Short task: Pull out each line of the records holding the string "Gipfel".

— Begin —

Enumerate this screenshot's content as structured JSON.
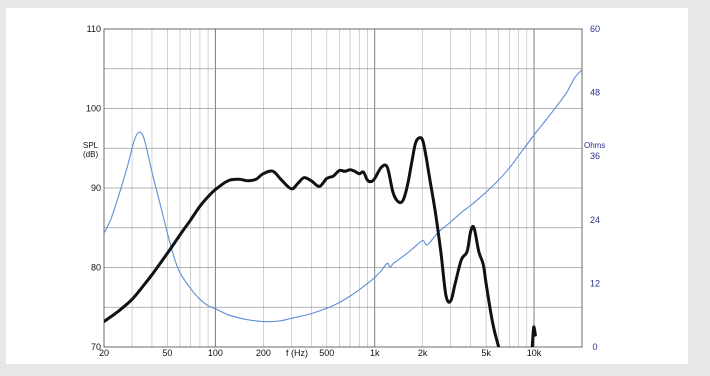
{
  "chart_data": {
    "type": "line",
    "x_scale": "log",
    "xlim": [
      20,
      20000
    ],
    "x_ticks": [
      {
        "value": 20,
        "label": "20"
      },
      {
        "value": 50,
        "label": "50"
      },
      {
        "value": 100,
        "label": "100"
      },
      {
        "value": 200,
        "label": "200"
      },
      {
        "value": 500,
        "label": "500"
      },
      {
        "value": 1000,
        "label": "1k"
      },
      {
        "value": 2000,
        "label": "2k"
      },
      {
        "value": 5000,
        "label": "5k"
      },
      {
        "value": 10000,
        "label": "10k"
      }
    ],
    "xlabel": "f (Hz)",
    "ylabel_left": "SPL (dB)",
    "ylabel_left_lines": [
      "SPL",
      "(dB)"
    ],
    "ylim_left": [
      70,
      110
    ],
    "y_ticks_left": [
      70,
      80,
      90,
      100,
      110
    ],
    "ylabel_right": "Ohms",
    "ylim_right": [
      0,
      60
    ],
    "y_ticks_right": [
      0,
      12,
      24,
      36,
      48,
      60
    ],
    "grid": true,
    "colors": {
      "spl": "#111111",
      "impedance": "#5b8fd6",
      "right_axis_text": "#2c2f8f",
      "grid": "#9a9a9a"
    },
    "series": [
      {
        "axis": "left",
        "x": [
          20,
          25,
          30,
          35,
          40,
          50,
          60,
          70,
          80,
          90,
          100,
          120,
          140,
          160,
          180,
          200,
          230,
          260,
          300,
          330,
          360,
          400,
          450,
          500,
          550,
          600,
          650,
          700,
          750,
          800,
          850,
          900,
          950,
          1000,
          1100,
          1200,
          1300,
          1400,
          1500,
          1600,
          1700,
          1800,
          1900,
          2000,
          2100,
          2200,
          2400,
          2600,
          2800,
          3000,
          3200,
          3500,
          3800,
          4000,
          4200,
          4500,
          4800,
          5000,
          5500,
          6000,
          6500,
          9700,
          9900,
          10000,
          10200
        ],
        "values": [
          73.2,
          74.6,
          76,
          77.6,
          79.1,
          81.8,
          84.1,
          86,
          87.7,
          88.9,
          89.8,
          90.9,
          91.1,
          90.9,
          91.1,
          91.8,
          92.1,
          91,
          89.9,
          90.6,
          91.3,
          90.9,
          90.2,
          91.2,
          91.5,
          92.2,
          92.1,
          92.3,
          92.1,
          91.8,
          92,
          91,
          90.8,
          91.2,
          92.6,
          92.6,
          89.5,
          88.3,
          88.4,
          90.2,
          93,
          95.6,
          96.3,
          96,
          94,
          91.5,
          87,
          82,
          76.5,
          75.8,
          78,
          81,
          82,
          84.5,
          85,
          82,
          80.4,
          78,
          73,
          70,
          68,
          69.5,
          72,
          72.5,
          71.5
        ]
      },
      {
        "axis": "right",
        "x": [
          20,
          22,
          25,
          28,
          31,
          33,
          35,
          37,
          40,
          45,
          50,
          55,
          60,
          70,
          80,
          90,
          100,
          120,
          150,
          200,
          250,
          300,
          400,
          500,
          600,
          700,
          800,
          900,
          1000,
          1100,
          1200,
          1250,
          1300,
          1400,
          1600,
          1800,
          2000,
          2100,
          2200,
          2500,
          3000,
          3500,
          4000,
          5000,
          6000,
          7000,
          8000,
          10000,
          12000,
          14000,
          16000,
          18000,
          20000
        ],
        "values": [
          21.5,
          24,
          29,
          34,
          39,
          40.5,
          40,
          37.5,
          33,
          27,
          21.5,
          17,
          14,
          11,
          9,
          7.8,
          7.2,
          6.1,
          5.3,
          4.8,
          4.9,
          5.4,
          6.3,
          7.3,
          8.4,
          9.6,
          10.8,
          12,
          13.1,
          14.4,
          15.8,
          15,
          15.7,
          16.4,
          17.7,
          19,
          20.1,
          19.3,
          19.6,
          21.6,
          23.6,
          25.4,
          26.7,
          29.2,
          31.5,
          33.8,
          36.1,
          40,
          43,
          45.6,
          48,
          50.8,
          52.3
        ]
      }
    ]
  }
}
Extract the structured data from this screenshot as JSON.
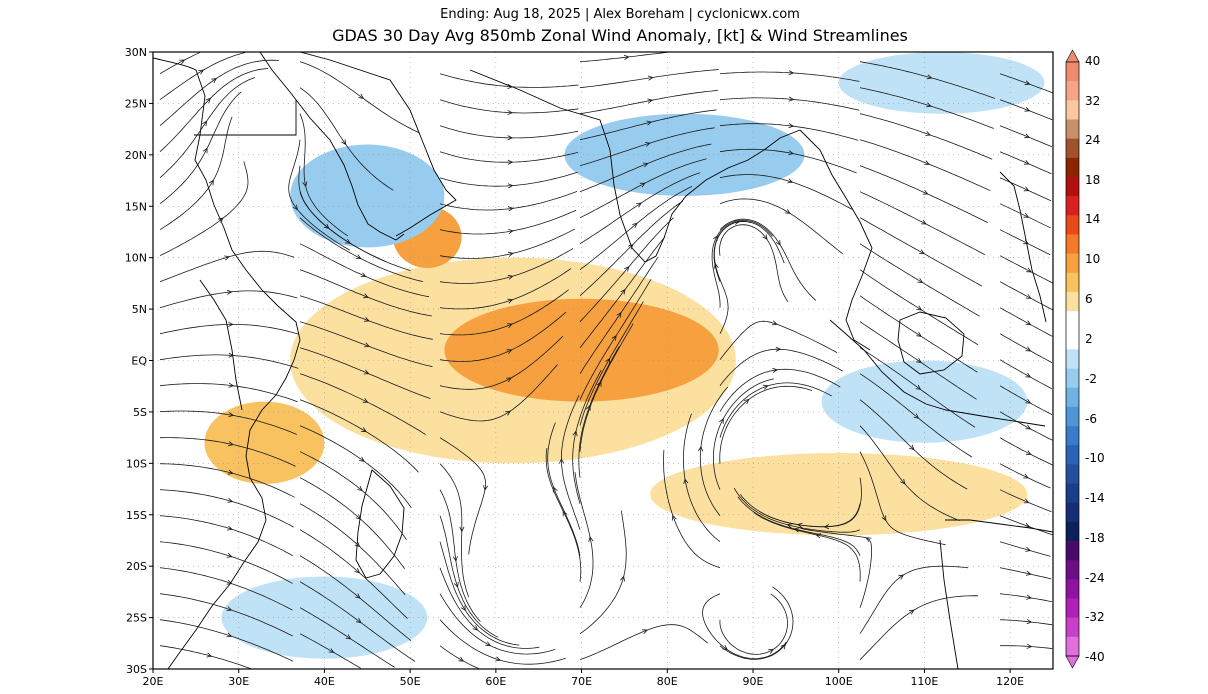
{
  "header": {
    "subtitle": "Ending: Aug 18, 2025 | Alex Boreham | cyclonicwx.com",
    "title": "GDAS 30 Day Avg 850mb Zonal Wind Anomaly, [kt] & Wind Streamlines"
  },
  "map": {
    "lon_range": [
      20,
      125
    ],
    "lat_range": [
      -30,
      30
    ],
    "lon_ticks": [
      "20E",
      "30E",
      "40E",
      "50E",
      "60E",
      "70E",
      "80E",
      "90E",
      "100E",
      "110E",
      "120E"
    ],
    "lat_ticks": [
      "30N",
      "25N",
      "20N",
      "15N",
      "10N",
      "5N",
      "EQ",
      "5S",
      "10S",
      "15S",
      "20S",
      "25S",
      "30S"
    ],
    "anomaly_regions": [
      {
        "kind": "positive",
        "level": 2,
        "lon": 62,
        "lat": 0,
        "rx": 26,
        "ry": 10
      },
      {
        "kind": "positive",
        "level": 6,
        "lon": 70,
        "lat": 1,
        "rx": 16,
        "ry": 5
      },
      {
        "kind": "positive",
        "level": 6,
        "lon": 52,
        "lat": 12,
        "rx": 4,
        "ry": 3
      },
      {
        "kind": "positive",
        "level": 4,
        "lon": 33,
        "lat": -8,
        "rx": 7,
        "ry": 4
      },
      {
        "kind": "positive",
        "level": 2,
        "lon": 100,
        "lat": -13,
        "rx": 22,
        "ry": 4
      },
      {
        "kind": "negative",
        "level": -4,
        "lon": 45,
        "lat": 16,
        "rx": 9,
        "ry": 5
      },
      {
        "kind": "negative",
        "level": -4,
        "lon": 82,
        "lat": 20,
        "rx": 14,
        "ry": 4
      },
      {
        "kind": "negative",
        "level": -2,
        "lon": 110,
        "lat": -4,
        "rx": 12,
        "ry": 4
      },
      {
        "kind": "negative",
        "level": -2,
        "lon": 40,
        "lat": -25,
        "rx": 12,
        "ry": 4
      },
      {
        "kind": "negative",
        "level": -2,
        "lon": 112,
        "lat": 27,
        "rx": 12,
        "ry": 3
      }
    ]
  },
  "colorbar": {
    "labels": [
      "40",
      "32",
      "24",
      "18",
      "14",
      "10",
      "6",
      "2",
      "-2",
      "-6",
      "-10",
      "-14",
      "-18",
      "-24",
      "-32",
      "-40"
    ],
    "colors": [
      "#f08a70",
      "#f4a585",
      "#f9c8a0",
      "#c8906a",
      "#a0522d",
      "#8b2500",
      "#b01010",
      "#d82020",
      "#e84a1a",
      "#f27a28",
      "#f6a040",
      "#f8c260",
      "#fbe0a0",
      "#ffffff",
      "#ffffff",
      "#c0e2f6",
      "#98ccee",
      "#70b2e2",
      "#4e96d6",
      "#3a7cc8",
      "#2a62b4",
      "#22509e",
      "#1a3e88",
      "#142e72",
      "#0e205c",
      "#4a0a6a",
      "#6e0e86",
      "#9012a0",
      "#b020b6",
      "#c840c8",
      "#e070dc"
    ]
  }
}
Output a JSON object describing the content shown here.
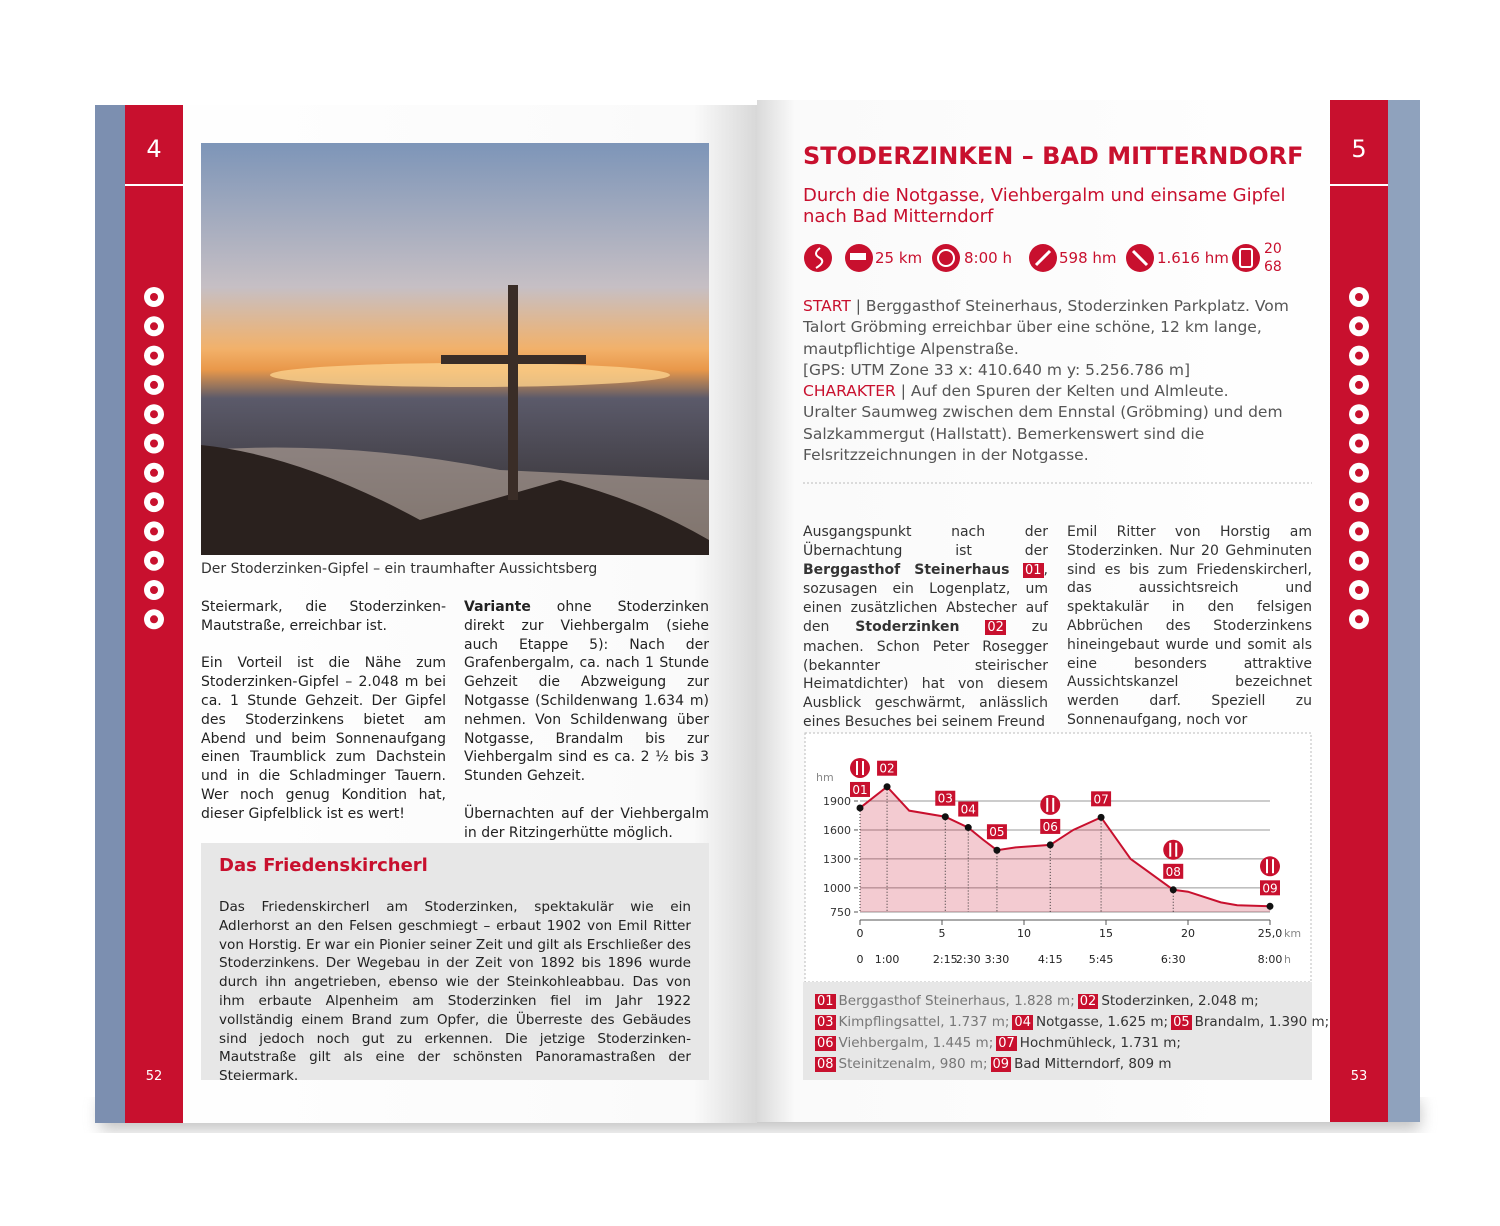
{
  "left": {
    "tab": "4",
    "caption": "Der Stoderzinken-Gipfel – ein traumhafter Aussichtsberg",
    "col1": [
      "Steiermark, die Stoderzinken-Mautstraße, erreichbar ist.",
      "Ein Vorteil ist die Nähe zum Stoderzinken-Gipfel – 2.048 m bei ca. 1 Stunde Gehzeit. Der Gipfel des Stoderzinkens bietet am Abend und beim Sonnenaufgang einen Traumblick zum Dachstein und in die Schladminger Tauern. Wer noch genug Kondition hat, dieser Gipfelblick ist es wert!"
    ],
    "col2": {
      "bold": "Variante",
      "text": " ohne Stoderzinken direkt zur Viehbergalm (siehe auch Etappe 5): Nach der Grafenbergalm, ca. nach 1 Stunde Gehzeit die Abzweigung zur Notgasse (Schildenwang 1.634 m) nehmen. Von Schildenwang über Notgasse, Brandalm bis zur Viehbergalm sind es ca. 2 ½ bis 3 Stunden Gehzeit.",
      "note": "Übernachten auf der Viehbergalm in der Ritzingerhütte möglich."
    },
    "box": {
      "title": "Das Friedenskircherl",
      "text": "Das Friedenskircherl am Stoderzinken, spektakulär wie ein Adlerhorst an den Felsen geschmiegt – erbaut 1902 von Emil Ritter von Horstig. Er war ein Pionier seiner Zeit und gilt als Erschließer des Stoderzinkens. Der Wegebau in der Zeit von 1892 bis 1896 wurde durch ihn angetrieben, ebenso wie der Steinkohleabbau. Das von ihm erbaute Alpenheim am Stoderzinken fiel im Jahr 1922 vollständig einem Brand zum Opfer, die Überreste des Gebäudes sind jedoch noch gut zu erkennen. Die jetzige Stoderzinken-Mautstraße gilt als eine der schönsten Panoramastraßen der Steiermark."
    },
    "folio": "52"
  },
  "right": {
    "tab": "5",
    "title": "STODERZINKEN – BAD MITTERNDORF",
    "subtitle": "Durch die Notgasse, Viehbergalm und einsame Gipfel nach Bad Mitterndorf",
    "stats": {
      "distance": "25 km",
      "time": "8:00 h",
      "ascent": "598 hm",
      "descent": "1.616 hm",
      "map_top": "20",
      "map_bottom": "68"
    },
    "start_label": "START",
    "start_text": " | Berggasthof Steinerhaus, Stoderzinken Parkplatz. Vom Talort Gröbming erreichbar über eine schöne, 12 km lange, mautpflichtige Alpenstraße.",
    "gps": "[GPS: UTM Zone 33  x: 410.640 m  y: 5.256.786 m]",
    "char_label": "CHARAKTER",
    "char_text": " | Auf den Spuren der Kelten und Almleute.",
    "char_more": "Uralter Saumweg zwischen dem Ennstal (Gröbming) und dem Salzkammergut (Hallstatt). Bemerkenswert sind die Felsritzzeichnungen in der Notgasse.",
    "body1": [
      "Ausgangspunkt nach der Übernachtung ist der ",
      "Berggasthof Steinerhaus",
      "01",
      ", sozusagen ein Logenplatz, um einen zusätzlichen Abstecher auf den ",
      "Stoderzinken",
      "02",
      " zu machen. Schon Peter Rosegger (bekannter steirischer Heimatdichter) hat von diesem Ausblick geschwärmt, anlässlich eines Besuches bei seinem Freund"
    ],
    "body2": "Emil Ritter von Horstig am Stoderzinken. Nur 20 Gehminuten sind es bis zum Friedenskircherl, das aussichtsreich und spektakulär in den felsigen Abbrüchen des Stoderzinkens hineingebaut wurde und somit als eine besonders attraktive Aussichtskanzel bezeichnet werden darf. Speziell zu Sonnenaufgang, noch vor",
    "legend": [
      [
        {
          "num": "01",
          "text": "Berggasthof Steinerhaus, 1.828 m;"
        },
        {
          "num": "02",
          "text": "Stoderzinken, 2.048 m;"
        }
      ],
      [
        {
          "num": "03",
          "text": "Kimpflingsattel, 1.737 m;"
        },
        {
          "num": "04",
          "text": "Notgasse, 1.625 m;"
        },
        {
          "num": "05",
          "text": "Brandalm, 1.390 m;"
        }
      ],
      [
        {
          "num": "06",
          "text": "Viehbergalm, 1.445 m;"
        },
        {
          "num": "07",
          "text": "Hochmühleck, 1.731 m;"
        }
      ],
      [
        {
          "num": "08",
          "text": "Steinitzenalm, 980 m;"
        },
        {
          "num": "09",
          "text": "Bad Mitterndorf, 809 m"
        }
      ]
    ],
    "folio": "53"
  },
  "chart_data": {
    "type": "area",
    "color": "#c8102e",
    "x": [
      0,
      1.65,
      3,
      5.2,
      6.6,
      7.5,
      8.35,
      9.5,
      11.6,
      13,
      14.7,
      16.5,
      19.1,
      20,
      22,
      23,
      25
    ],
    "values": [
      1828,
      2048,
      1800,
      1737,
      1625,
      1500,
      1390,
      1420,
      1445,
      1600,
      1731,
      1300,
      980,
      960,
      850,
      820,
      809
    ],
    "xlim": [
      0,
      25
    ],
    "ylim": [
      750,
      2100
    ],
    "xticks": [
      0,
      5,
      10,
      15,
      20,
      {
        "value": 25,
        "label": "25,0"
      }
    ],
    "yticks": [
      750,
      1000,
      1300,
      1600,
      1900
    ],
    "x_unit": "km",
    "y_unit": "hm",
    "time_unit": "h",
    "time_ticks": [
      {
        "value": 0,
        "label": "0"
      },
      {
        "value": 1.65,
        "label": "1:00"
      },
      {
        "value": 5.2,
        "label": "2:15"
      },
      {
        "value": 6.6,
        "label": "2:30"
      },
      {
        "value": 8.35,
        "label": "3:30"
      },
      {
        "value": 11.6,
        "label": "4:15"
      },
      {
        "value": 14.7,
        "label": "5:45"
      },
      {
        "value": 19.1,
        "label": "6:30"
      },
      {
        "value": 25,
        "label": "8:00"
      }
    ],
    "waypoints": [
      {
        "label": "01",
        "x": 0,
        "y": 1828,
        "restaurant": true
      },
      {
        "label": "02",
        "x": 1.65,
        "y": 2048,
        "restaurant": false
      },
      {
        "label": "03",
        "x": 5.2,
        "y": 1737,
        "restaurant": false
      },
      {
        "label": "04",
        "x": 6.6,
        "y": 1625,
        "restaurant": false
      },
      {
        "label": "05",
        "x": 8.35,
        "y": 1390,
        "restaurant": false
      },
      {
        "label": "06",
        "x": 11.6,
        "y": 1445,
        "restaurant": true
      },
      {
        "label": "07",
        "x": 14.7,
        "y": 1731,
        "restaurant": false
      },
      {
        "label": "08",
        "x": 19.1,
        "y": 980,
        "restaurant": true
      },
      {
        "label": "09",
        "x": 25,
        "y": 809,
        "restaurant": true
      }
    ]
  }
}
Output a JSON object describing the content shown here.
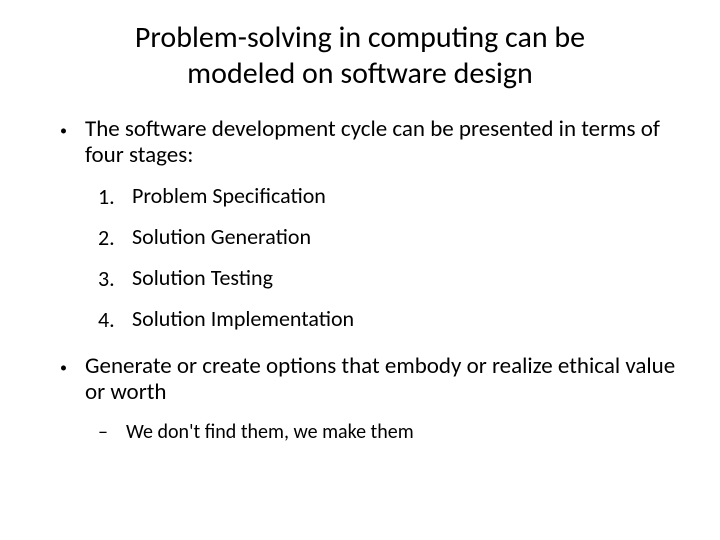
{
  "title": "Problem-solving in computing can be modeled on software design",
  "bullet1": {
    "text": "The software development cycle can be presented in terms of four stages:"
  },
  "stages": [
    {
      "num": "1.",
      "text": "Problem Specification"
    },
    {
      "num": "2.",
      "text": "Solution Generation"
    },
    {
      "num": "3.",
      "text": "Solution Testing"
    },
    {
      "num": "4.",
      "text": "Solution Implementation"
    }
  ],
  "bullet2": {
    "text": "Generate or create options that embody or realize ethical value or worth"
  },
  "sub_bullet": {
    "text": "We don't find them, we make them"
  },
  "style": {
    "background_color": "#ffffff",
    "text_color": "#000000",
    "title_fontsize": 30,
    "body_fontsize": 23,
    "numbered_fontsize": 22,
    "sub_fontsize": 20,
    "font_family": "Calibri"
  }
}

— End —

Solution to the problem:
    "caption": "Der Stoderzinken-Gipfel – ein traumhafter Aussichtsberg",
      "Ein Vorteil ist die Nähe zum Stoderzinken-Gipfel – 2.048 m bei ca. 1 Stunde Gehzeit. Der Gipfel des Stoderzinkens bietet am Abend und beim Sonnenaufgang einen Traumblick zum Dachstein und in die Schladminger Tauern. Wer noch genug Kondition hat, dieser Gipfelblick ist es wert!"
    "subtitle": "Durch die Notgasse, Viehbergalm und einsame Gipfel nach Bad Mitterndorf",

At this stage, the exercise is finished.